- **Actions requises**
A - D'après le texte fourni sur la demande d'aide de la recourante, à quel moment celle-ci a-t-elle soutenu son mémoire final ?
B - Relevez, dans l'ordre d'apparition, toutes les dates (jour, mois et année, ou mois et année) que mentionne le texte fourni sur la demande d'aide de la recourante.

Au moment où l'information erronée relative à la possibilité d'obtenir un prêt remboursable en cas de circonstances particulières dûment justifiées a été donnée par le SBPE, soit le 4 décembre 2024, la recourante avait déjà effectué la totalité de son séjour mobilité de deux semestres en Asie. En faisant abstraction de ces deux semestres, elle se trouvait alors dans le troisième semestre du programme de master, consacré au bloc recherche et à la rédaction du mémoire final. Selon le courrier qu'elle a adressé le 4 février 2025 au SBPE pour justifier de l'existence de circonstances particulières, elle avait décidé de dédier exclusivement les troisième et quatrième semestres du programme de master à la rédaction de son mémoire final, sur lequel elle travaillait alors activement et qu'elle prévoyait de soutenir d'ici la fin de l'année académique, soit septembre 2025. Par lettre du 13 mars 2025, elle a été informée que, contrairement à ce qui lui avait dans un premier temps été indiqué, elle ne pourrait bénéficier d'une aide financière supplémentaire. Elle a effectivement soutenu son mémoire final en août 2025.

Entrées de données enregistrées
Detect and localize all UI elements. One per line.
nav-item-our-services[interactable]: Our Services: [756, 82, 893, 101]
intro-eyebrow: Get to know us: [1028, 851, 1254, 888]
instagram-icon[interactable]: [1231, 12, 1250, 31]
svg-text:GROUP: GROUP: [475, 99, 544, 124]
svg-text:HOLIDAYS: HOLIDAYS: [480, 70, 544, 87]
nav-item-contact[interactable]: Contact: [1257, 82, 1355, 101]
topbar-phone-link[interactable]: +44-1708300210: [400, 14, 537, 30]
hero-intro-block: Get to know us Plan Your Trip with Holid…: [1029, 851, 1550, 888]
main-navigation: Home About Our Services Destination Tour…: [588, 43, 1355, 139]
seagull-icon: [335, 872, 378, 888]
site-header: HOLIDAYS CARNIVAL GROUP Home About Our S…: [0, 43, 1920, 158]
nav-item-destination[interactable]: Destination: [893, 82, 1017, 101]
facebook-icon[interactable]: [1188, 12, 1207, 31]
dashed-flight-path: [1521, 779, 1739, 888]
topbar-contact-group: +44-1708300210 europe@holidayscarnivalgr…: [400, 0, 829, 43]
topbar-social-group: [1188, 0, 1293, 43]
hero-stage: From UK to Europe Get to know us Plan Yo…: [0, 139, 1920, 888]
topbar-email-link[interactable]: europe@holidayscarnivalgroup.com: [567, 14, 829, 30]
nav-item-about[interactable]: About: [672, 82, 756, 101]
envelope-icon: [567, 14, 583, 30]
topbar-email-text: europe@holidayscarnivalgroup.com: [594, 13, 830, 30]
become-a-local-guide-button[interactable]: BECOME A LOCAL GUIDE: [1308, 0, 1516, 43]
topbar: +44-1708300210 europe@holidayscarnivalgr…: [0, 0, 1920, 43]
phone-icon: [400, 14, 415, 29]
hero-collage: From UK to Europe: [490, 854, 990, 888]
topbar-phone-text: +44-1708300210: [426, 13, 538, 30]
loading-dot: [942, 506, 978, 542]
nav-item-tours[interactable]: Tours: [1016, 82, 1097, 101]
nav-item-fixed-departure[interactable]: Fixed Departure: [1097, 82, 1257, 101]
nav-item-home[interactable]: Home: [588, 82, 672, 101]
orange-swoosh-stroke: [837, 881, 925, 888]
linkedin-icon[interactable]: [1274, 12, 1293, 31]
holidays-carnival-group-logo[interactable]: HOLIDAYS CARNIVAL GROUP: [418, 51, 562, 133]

- **Réponses**
A - En août 2025.

B -
- 4 décembre 2024
- 4 février 2025
- septembre 2025
- 13 mars 2025
- août 2025